» SET PROBLEM: Give every entry again, word for word.

» INPUT RECORDS:
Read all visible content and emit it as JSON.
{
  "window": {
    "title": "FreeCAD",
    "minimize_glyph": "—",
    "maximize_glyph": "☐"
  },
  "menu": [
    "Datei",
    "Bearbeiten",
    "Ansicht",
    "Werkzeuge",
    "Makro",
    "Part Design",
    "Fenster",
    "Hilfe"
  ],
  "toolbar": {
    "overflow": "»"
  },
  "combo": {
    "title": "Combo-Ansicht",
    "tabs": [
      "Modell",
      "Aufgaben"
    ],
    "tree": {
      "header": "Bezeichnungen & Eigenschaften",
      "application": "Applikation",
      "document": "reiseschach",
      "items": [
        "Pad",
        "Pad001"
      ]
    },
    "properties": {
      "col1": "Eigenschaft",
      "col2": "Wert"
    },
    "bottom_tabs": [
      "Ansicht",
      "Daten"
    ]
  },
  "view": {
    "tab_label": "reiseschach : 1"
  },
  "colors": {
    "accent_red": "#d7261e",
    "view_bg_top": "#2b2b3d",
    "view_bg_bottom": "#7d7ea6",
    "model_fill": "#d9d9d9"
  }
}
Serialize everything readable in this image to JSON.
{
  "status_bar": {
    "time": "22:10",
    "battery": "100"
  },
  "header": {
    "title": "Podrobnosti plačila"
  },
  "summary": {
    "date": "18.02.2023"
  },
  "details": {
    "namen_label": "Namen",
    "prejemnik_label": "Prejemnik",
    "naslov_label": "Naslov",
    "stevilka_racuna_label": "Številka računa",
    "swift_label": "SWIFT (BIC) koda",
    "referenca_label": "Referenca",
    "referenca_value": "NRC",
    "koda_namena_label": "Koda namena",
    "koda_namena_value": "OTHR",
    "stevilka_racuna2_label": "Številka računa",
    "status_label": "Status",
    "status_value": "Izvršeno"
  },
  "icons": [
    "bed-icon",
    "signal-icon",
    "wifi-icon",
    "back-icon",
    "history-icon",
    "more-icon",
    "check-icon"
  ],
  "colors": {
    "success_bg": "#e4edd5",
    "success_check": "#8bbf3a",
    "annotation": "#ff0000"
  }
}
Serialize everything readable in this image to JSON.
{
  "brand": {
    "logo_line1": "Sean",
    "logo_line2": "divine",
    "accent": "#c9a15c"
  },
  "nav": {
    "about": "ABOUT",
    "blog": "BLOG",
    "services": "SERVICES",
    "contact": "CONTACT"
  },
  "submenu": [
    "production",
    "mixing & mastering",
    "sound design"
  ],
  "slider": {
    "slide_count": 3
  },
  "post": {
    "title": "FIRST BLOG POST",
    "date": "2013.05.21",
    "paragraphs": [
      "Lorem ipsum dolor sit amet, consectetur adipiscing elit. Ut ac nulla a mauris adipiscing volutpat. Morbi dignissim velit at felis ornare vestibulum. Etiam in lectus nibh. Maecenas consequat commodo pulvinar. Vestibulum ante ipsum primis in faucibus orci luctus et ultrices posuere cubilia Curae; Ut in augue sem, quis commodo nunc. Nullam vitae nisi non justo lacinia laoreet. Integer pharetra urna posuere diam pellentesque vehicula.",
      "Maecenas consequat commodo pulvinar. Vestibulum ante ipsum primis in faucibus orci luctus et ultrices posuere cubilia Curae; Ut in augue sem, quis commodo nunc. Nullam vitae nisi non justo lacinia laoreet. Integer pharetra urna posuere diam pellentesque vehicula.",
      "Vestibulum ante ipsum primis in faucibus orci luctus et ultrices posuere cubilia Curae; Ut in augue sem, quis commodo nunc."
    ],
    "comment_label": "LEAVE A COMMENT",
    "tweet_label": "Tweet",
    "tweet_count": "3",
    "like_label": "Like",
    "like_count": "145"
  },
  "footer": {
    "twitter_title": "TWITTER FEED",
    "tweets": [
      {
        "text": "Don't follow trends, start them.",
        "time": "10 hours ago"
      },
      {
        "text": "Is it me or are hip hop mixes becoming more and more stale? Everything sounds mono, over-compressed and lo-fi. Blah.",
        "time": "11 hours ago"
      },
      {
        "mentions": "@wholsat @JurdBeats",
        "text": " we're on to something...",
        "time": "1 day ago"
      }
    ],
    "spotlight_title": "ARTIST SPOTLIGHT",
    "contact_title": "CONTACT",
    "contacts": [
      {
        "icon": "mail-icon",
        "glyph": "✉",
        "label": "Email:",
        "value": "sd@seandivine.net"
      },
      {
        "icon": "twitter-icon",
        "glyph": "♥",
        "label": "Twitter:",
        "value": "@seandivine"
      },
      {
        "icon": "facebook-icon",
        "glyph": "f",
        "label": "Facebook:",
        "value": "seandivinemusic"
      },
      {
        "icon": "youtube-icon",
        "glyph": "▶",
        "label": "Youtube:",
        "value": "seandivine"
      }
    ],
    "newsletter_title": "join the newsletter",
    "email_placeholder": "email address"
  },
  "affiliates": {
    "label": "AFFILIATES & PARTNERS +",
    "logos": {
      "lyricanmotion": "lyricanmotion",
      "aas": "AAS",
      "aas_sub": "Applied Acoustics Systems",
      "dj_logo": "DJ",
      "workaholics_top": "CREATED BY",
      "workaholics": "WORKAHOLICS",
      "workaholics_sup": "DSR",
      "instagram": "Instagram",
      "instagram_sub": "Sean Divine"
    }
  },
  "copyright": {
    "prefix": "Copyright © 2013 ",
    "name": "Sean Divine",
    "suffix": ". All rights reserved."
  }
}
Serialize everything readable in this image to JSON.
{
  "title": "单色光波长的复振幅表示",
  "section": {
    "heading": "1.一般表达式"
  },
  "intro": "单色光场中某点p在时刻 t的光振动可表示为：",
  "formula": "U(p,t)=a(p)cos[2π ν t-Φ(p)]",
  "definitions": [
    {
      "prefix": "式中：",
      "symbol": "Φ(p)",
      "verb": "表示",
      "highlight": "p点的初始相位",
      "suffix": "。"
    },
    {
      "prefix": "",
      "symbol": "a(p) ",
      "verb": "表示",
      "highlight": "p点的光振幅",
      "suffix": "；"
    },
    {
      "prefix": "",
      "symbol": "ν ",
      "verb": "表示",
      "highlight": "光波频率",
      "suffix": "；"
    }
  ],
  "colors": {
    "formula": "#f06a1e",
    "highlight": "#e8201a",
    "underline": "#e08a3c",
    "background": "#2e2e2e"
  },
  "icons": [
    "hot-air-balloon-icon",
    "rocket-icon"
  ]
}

» COMPLETE RESPONSE:
Read all visible content and emit it as JSON.
{
  "window": {
    "title": "FreeCAD",
    "minimize_glyph": "—",
    "maximize_glyph": "☐"
  },
  "menu": [
    "Datei",
    "Bearbeiten",
    "Ansicht",
    "Werkzeuge",
    "Makro",
    "Part Design",
    "Fenster",
    "Hilfe"
  ],
  "toolbar": {
    "overflow": "»"
  },
  "combo": {
    "title": "Combo-Ansicht",
    "tabs": [
      "Modell",
      "Aufgaben"
    ],
    "tree": {
      "header": "Bezeichnungen & Eigenschaften",
      "application": "Applikation",
      "document": "reiseschach",
      "items": [
        "Pad",
        "Pad001"
      ]
    },
    "properties": {
      "col1": "Eigenschaft",
      "col2": "Wert"
    },
    "bottom_tabs": [
      "Ansicht",
      "Daten"
    ]
  },
  "view": {
    "tab_label": "reiseschach : 1"
  },
  "colors": {
    "accent_red": "#d7261e",
    "view_bg_top": "#2b2b3d",
    "view_bg_bottom": "#7d7ea6",
    "model_fill": "#d9d9d9"
  }
}
Serialize everything readable in this image to JSON.
{
  "status_bar": {
    "time": "22:10",
    "battery": "100"
  },
  "header": {
    "title": "Podrobnosti plačila"
  },
  "summary": {
    "date": "18.02.2023"
  },
  "details": {
    "namen_label": "Namen",
    "prejemnik_label": "Prejemnik",
    "naslov_label": "Naslov",
    "stevilka_racuna_label": "Številka računa",
    "swift_label": "SWIFT (BIC) koda",
    "referenca_label": "Referenca",
    "referenca_value": "NRC",
    "koda_namena_label": "Koda namena",
    "koda_namena_value": "OTHR",
    "stevilka_racuna2_label": "Številka računa",
    "status_label": "Status",
    "status_value": "Izvršeno"
  },
  "icons": [
    "bed-icon",
    "signal-icon",
    "wifi-icon",
    "back-icon",
    "history-icon",
    "more-icon",
    "check-icon"
  ],
  "colors": {
    "success_bg": "#e4edd5",
    "success_check": "#8bbf3a",
    "annotation": "#ff0000"
  }
}
Serialize everything readable in this image to JSON.
{
  "brand": {
    "logo_line1": "Sean",
    "logo_line2": "divine",
    "accent": "#c9a15c"
  },
  "nav": {
    "about": "ABOUT",
    "blog": "BLOG",
    "services": "SERVICES",
    "contact": "CONTACT"
  },
  "submenu": [
    "production",
    "mixing & mastering",
    "sound design"
  ],
  "slider": {
    "slide_count": 3
  },
  "post": {
    "title": "FIRST BLOG POST",
    "date": "2013.05.21",
    "paragraphs": [
      "Lorem ipsum dolor sit amet, consectetur adipiscing elit. Ut ac nulla a mauris adipiscing volutpat. Morbi dignissim velit at felis ornare vestibulum. Etiam in lectus nibh. Maecenas consequat commodo pulvinar. Vestibulum ante ipsum primis in faucibus orci luctus et ultrices posuere cubilia Curae; Ut in augue sem, quis commodo nunc. Nullam vitae nisi non justo lacinia laoreet. Integer pharetra urna posuere diam pellentesque vehicula.",
      "Maecenas consequat commodo pulvinar. Vestibulum ante ipsum primis in faucibus orci luctus et ultrices posuere cubilia Curae; Ut in augue sem, quis commodo nunc. Nullam vitae nisi non justo lacinia laoreet. Integer pharetra urna posuere diam pellentesque vehicula.",
      "Vestibulum ante ipsum primis in faucibus orci luctus et ultrices posuere cubilia Curae; Ut in augue sem, quis commodo nunc."
    ],
    "comment_label": "LEAVE A COMMENT",
    "tweet_label": "Tweet",
    "tweet_count": "3",
    "like_label": "Like",
    "like_count": "145"
  },
  "footer": {
    "twitter_title": "TWITTER FEED",
    "tweets": [
      {
        "text": "Don't follow trends, start them.",
        "time": "10 hours ago"
      },
      {
        "text": "Is it me or are hip hop mixes becoming more and more stale? Everything sounds mono, over-compressed and lo-fi. Blah.",
        "time": "11 hours ago"
      },
      {
        "mentions": "@wholsat @JurdBeats",
        "text": " we're on to something...",
        "time": "1 day ago"
      }
    ],
    "spotlight_title": "ARTIST SPOTLIGHT",
    "contact_title": "CONTACT",
    "contacts": [
      {
        "icon": "mail-icon",
        "glyph": "✉",
        "label": "Email:",
        "value": "sd@seandivine.net"
      },
      {
        "icon": "twitter-icon",
        "glyph": "♥",
        "label": "Twitter:",
        "value": "@seandivine"
      },
      {
        "icon": "facebook-icon",
        "glyph": "f",
        "label": "Facebook:",
        "value": "seandivinemusic"
      },
      {
        "icon": "youtube-icon",
        "glyph": "▶",
        "label": "Youtube:",
        "value": "seandivine"
      }
    ],
    "newsletter_title": "join the newsletter",
    "email_placeholder": "email address"
  },
  "affiliates": {
    "label": "AFFILIATES & PARTNERS +",
    "logos": {
      "lyricanmotion": "lyricanmotion",
      "aas": "AAS",
      "aas_sub": "Applied Acoustics Systems",
      "dj_logo": "DJ",
      "workaholics_top": "CREATED BY",
      "workaholics": "WORKAHOLICS",
      "workaholics_sup": "DSR",
      "instagram": "Instagram",
      "instagram_sub": "Sean Divine"
    }
  },
  "copyright": {
    "prefix": "Copyright © 2013 ",
    "name": "Sean Divine",
    "suffix": ". All rights reserved."
  }
}
Serialize everything readable in this image to JSON.
{
  "title": "单色光波长的复振幅表示",
  "section": {
    "heading": "1.一般表达式"
  },
  "intro": "单色光场中某点p在时刻 t的光振动可表示为：",
  "formula": "U(p,t)=a(p)cos[2π ν t-Φ(p)]",
  "definitions": [
    {
      "prefix": "式中：",
      "symbol": "Φ(p)",
      "verb": "表示",
      "highlight": "p点的初始相位",
      "suffix": "。"
    },
    {
      "prefix": "",
      "symbol": "a(p) ",
      "verb": "表示",
      "highlight": "p点的光振幅",
      "suffix": "；"
    },
    {
      "prefix": "",
      "symbol": "ν ",
      "verb": "表示",
      "highlight": "光波频率",
      "suffix": "；"
    }
  ],
  "colors": {
    "formula": "#f06a1e",
    "highlight": "#e8201a",
    "underline": "#e08a3c",
    "background": "#2e2e2e"
  },
  "icons": [
    "hot-air-balloon-icon",
    "rocket-icon"
  ]
}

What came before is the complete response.